- [GIVEN EXERCISE]
Count the lines below that contain the word "século", and give only that number.

======== MATERIAL

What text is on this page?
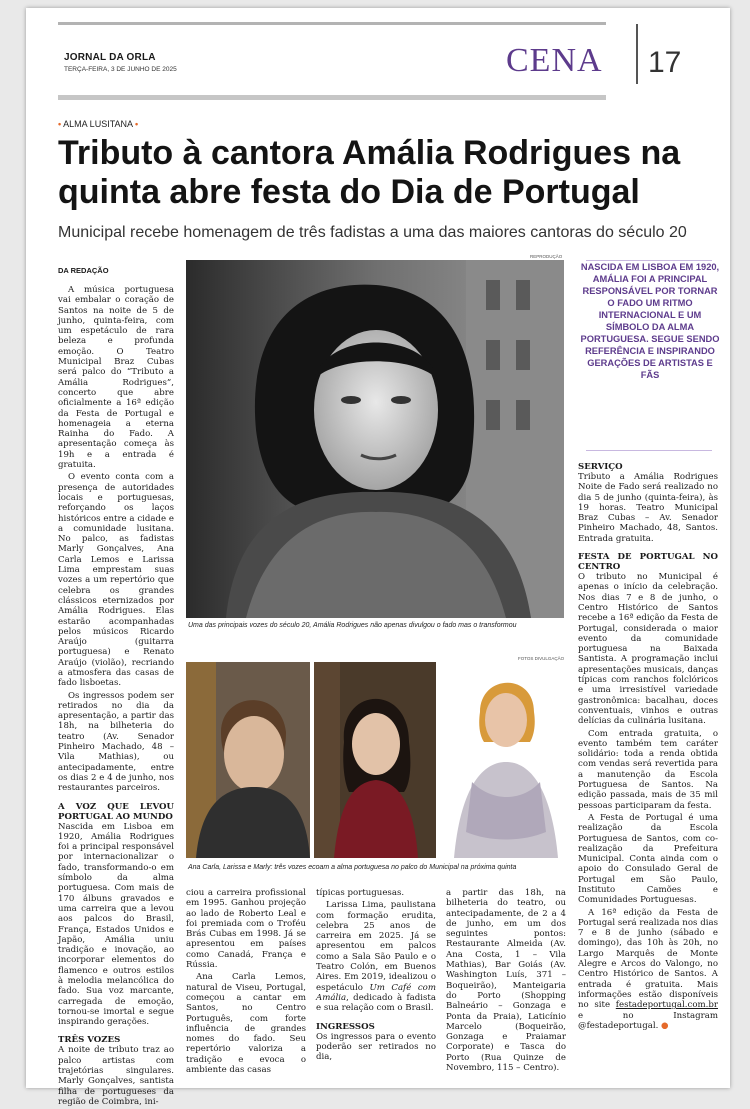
JORNAL DA ORLA
TERÇA-FEIRA, 3 DE JUNHO DE 2025	CENA 17
• ALMA LUSITANA •
Tributo à cantora Amália Rodrigues na quinta abre festa do Dia de Portugal
Municipal recebe homenagem de três fadistas a uma das maiores cantoras do século 20
DA REDAÇÃO

A música portuguesa vai embalar o coração de Santos na noite de 5 de junho, quinta-feira, com um espetáculo de rara beleza e profunda emoção. O Teatro Municipal Braz Cubas será palco do “Tributo a Amália Rodrigues”, concerto que abre oficialmente a 16ª edição da Festa de Portugal e homenageia a eterna Rainha do Fado. A apresentação começa às 19h e a entrada é gratuita.

O evento conta com a presença de autoridades locais e portuguesas, reforçando os laços históricos entre a cidade e a comunidade lusitana. No palco, as fadistas Marly Gonçalves, Ana Carla Lemos e Larissa Lima emprestam suas vozes a um repertório que celebra os grandes clássicos eternizados por Amália Rodrigues. Elas estarão acompanhadas pelos músicos Ricardo Araújo (guitarra portuguesa) e Renato Araújo (violão), recriando a atmosfera das casas de fado lisboetas.

Os ingressos podem ser retirados no dia da apresentação, a partir das 18h, na bilheteria do teatro (Av. Senador Pinheiro Machado, 48 – Vila Mathias), ou antecipadamente, entre os dias 2 e 4 de junho, nos restaurantes parceiros.

A VOZ QUE LEVOU PORTUGAL AO MUNDO

Nascida em Lisboa em 1920, Amália Rodrigues foi a principal responsável por internacionalizar o fado, transformando-o em símbolo da alma portuguesa. Com mais de 170 álbuns gravados e uma carreira que a levou aos palcos do Brasil, França, Estados Unidos e Japão, Amália uniu tradição e inovação, ao incorporar elementos do flamenco e outros estilos à melodia melancólica do fado. Sua voz marcante, carregada de emoção, tornou-se imortal e segue inspirando gerações.

TRÊS VOZES

A noite de tributo traz ao palco artistas com trajetórias singulares. Marly Gonçalves, santista filha de portugueses da região de Coimbra, ini-

REPRODUÇÃO
Uma das principais vozes do século 20, Amália Rodrigues não apenas divulgou o fado mas o transformou
FOTOS DIVULGAÇÃO
Ana Carla, Larissa e Marly: três vozes ecoam a alma portuguesa no palco do Municipal na próxima quinta

ciou a carreira profissional em 1995. Ganhou projeção ao lado de Roberto Leal e foi premiada com o Troféu Brás Cubas em 1998. Já se apresentou em países como Canadá, França e Rússia.

Ana Carla Lemos, natural de Viseu, Portugal, começou a cantar em Santos, no Centro Português, com forte influência de grandes nomes do fado. Seu repertório valoriza a tradição e evoca o ambiente das casas

típicas portuguesas.

Larissa Lima, paulistana com formação erudita, celebra 25 anos de carreira em 2025. Já se apresentou em palcos como a Sala São Paulo e o Teatro Colón, em Buenos Aires. Em 2019, idealizou o espetáculo Um Café com Amália, dedicado à fadista e sua relação com o Brasil.

INGRESSOS

Os ingressos para o evento poderão ser retirados no dia,

a partir das 18h, na bilheteria do teatro, ou antecipadamente, de 2 a 4 de junho, em um dos seguintes pontos: Restaurante Almeida (Av. Ana Costa, 1 – Vila Mathias), Bar Goiás (Av. Washington Luís, 371 – Boqueirão), Manteigaria do Porto (Shopping Balneário – Gonzaga e Ponta da Praia), Laticínio Marcelo (Boqueirão, Gonzaga e Praiamar Corporate) e Tasca do Porto (Rua Quinze de Novembro, 115 – Centro).

NASCIDA EM LISBOA EM 1920, AMÁLIA FOI A PRINCIPAL RESPONSÁVEL POR TORNAR O FADO UM RITMO INTERNACIONAL E UM SÍMBOLO DA ALMA PORTUGUESA. SEGUE SENDO REFERÊNCIA E INSPIRANDO GERAÇÕES DE ARTISTAS E FÃS
SERVIÇO

Tributo a Amália Rodrigues Noite de Fado será realizado no dia 5 de junho (quinta-feira), às 19 horas. Teatro Municipal Braz Cubas – Av. Senador Pinheiro Machado, 48, Santos. Entrada gratuita.

FESTA DE PORTUGAL NO CENTRO

O tributo no Municipal é apenas o início da celebração. Nos dias 7 e 8 de junho, o Centro Histórico de Santos recebe a 16ª edição da Festa de Portugal, considerada o maior evento da comunidade portuguesa na Baixada Santista. A programação inclui apresentações musicais, danças típicas com ranchos folclóricos e uma irresistível variedade gastronômica: bacalhau, doces conventuais, vinhos e outras delícias da culinária lusitana.

Com entrada gratuita, o evento também tem caráter solidário: toda a renda obtida com vendas será revertida para a manutenção da Escola Portuguesa de Santos. Na edição passada, mais de 35 mil pessoas participaram da festa.

A Festa de Portugal é uma realização da Escola Portuguesa de Santos, com co-realização da Prefeitura Municipal. Conta ainda com o apoio do Consulado Geral de Portugal em São Paulo, Instituto Camões e Comunidades Portuguesas.

A 16ª edição da Festa de Portugal será realizada nos dias 7 e 8 de junho (sábado e domingo), das 10h às 20h, no Largo Marquês de Monte Alegre e Arcos do Valongo, no Centro Histórico de Santos. A entrada é gratuita. Mais informações estão disponíveis no site festadeportugal.com.br e no Instagram @festadeportugal. ●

================

- [WRITTEN REPLY]
2